**STATED GOAL**
Repeat the whole listing exactly.

──────── RECORDS FOR THE EXERCISE ────────

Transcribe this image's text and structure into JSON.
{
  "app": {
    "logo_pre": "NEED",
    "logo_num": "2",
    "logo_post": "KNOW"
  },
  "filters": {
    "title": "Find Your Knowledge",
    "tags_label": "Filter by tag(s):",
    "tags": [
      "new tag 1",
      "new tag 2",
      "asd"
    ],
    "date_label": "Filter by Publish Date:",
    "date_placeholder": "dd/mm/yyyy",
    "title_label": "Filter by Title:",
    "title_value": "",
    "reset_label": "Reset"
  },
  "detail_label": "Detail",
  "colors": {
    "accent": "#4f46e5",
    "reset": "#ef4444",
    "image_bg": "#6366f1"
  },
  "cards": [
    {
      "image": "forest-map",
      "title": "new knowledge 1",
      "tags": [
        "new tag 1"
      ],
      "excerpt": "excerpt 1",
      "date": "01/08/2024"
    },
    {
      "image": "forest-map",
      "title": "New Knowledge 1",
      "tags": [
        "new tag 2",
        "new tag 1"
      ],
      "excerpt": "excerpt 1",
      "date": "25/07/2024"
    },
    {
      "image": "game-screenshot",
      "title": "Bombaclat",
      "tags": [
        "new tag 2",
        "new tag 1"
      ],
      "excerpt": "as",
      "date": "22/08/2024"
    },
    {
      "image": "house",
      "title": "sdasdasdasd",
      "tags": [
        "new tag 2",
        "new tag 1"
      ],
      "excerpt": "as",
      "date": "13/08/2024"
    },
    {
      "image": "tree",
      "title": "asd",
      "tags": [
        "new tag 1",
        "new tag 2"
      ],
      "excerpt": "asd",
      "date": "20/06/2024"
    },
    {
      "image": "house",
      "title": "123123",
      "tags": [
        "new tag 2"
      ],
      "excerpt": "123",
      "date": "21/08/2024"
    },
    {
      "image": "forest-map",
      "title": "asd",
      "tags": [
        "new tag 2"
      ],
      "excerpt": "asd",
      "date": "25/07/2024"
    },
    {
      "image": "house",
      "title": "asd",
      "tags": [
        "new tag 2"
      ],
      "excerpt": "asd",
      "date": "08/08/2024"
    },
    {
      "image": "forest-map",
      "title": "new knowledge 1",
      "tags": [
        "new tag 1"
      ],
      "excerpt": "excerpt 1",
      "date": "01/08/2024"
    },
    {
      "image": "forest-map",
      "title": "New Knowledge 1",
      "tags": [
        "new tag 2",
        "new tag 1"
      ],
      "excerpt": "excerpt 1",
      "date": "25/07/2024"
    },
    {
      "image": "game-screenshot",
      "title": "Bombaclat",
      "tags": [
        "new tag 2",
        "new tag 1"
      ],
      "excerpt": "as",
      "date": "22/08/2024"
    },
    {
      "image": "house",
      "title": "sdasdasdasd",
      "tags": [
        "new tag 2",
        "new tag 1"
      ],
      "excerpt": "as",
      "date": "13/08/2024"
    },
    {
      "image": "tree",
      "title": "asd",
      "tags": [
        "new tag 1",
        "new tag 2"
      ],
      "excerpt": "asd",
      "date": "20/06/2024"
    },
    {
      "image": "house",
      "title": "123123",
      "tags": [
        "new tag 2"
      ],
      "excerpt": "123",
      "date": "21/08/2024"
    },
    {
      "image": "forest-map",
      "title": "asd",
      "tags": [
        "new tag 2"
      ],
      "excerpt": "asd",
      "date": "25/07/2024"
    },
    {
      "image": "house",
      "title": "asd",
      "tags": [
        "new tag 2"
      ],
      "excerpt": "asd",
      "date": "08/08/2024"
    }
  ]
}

────────

**THE COMPLETED TASK**
Transcribe this image's text and structure into JSON.
{
  "app": {
    "logo_pre": "NEED",
    "logo_num": "2",
    "logo_post": "KNOW"
  },
  "filters": {
    "title": "Find Your Knowledge",
    "tags_label": "Filter by tag(s):",
    "tags": [
      "new tag 1",
      "new tag 2",
      "asd"
    ],
    "date_label": "Filter by Publish Date:",
    "date_placeholder": "dd/mm/yyyy",
    "title_label": "Filter by Title:",
    "title_value": "",
    "reset_label": "Reset"
  },
  "detail_label": "Detail",
  "colors": {
    "accent": "#4f46e5",
    "reset": "#ef4444",
    "image_bg": "#6366f1"
  },
  "cards": [
    {
      "image": "forest-map",
      "title": "new knowledge 1",
      "tags": [
        "new tag 1"
      ],
      "excerpt": "excerpt 1",
      "date": "01/08/2024"
    },
    {
      "image": "forest-map",
      "title": "New Knowledge 1",
      "tags": [
        "new tag 2",
        "new tag 1"
      ],
      "excerpt": "excerpt 1",
      "date": "25/07/2024"
    },
    {
      "image": "game-screenshot",
      "title": "Bombaclat",
      "tags": [
        "new tag 2",
        "new tag 1"
      ],
      "excerpt": "as",
      "date": "22/08/2024"
    },
    {
      "image": "house",
      "title": "sdasdasdasd",
      "tags": [
        "new tag 2",
        "new tag 1"
      ],
      "excerpt": "as",
      "date": "13/08/2024"
    },
    {
      "image": "tree",
      "title": "asd",
      "tags": [
        "new tag 1",
        "new tag 2"
      ],
      "excerpt": "asd",
      "date": "20/06/2024"
    },
    {
      "image": "house",
      "title": "123123",
      "tags": [
        "new tag 2"
      ],
      "excerpt": "123",
      "date": "21/08/2024"
    },
    {
      "image": "forest-map",
      "title": "asd",
      "tags": [
        "new tag 2"
      ],
      "excerpt": "asd",
      "date": "25/07/2024"
    },
    {
      "image": "house",
      "title": "asd",
      "tags": [
        "new tag 2"
      ],
      "excerpt": "asd",
      "date": "08/08/2024"
    },
    {
      "image": "forest-map",
      "title": "new knowledge 1",
      "tags": [
        "new tag 1"
      ],
      "excerpt": "excerpt 1",
      "date": "01/08/2024"
    },
    {
      "image": "forest-map",
      "title": "New Knowledge 1",
      "tags": [
        "new tag 2",
        "new tag 1"
      ],
      "excerpt": "excerpt 1",
      "date": "25/07/2024"
    },
    {
      "image": "game-screenshot",
      "title": "Bombaclat",
      "tags": [
        "new tag 2",
        "new tag 1"
      ],
      "excerpt": "as",
      "date": "22/08/2024"
    },
    {
      "image": "house",
      "title": "sdasdasdasd",
      "tags": [
        "new tag 2",
        "new tag 1"
      ],
      "excerpt": "as",
      "date": "13/08/2024"
    },
    {
      "image": "tree",
      "title": "asd",
      "tags": [
        "new tag 1",
        "new tag 2"
      ],
      "excerpt": "asd",
      "date": "20/06/2024"
    },
    {
      "image": "house",
      "title": "123123",
      "tags": [
        "new tag 2"
      ],
      "excerpt": "123",
      "date": "21/08/2024"
    },
    {
      "image": "forest-map",
      "title": "asd",
      "tags": [
        "new tag 2"
      ],
      "excerpt": "asd",
      "date": "25/07/2024"
    },
    {
      "image": "house",
      "title": "asd",
      "tags": [
        "new tag 2"
      ],
      "excerpt": "asd",
      "date": "08/08/2024"
    }
  ]
}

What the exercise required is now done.